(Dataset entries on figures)
%%

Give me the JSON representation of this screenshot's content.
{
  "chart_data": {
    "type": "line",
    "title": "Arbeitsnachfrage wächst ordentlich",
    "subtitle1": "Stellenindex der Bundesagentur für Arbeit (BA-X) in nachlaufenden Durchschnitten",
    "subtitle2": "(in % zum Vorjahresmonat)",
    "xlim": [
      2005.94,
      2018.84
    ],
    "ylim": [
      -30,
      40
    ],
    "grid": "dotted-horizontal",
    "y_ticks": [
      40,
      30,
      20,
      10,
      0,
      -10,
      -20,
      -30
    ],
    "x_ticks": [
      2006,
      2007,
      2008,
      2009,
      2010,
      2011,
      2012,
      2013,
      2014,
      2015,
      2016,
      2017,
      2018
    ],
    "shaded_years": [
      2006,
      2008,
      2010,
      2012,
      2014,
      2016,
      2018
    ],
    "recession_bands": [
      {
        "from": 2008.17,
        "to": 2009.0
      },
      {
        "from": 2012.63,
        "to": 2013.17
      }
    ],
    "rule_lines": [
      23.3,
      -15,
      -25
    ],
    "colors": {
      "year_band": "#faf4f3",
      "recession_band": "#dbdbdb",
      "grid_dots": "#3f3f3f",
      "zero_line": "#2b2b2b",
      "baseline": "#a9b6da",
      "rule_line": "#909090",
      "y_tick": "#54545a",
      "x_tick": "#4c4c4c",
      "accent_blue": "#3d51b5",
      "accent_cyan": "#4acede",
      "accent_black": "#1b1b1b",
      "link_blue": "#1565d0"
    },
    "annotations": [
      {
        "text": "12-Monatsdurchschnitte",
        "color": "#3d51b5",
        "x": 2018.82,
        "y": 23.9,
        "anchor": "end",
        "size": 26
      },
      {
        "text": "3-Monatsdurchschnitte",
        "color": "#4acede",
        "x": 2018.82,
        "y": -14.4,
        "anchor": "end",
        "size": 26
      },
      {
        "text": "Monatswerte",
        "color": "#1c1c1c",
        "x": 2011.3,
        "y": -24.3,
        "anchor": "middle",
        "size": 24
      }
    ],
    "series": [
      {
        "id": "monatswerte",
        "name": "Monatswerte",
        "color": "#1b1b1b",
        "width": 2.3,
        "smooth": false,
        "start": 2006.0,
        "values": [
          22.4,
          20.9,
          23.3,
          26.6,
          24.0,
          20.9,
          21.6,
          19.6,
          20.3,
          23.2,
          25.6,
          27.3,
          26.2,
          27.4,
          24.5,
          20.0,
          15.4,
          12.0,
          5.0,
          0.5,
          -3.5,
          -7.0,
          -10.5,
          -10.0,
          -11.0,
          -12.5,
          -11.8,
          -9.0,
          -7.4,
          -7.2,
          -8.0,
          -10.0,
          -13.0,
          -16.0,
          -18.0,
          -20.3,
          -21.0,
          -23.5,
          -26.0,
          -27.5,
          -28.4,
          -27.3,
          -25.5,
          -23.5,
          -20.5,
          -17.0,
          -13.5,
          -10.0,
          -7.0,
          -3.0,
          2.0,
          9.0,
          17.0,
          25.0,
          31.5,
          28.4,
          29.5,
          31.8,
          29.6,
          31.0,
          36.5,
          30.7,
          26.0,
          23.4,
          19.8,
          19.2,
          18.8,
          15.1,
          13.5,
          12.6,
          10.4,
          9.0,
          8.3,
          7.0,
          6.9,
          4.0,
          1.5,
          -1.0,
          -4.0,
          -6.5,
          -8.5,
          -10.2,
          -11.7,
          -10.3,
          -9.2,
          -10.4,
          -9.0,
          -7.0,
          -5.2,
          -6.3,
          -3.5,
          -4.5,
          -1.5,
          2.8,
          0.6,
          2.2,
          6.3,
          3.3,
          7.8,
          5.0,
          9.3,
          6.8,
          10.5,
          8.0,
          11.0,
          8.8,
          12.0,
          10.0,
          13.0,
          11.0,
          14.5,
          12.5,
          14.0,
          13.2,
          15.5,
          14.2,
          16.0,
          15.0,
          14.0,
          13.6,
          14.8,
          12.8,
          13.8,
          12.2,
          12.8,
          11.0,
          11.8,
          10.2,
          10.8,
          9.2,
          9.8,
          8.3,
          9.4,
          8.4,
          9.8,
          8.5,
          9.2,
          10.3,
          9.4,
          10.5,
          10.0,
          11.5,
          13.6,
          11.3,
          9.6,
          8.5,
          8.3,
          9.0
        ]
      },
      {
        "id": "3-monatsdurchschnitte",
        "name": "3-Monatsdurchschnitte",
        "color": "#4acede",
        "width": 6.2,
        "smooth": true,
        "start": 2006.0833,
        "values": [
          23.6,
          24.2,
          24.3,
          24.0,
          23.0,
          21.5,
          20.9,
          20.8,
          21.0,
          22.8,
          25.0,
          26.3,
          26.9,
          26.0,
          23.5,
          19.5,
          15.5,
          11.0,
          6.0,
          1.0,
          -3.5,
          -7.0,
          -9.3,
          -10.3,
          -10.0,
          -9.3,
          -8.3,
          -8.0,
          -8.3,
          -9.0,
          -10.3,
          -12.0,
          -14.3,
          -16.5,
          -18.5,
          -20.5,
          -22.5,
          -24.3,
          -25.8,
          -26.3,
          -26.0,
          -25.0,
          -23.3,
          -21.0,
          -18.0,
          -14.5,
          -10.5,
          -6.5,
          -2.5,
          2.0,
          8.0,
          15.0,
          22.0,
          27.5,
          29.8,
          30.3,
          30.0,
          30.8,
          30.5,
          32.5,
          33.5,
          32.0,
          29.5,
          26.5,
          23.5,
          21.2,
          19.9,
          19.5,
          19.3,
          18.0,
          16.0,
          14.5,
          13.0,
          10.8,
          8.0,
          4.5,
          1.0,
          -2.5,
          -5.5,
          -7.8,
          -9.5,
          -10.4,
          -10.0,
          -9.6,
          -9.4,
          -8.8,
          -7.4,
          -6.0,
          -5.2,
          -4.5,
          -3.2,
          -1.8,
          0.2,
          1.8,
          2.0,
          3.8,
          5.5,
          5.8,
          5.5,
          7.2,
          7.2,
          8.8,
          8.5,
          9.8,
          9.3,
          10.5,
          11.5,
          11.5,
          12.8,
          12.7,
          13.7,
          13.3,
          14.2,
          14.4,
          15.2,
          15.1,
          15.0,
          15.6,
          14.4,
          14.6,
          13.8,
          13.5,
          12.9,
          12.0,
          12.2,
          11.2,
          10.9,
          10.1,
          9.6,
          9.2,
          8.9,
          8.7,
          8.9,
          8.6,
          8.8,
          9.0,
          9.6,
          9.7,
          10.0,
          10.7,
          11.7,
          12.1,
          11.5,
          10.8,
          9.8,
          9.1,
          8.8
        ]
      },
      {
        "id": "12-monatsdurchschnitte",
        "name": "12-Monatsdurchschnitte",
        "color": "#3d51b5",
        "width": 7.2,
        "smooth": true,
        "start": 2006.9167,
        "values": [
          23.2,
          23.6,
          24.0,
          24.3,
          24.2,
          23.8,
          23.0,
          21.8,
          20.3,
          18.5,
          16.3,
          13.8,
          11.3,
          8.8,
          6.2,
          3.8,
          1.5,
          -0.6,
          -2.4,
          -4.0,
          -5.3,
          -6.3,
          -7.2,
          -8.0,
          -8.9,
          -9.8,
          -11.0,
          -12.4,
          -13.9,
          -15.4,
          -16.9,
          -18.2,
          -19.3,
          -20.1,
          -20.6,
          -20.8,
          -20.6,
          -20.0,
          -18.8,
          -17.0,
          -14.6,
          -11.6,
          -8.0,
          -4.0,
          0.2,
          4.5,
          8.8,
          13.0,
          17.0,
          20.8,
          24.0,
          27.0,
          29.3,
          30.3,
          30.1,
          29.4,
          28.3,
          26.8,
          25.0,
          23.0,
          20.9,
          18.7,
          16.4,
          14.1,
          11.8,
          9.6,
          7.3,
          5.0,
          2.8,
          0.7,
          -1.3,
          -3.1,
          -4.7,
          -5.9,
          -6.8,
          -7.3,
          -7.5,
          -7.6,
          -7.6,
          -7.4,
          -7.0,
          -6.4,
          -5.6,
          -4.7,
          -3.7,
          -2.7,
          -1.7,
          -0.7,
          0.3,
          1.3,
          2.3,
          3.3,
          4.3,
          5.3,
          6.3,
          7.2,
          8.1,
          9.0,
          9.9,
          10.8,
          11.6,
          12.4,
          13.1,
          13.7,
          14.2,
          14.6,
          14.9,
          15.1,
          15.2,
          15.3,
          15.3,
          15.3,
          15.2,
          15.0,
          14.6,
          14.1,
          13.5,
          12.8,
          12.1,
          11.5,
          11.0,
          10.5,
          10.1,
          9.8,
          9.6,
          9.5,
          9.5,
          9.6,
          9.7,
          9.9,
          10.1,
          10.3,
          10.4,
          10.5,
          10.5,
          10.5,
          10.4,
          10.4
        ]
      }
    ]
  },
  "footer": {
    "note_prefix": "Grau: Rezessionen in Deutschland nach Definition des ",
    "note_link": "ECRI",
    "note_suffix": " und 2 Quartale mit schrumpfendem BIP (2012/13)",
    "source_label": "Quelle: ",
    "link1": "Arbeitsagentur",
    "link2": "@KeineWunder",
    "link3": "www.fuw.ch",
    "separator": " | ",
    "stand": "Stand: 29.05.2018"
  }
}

%%

Report each line in the data that holds the word "name".

Exercise output:
        "name": "Monatswerte",
        "name": "3-Monatsdurchschnitte",
        "name": "12-Monatsdurchschnitte",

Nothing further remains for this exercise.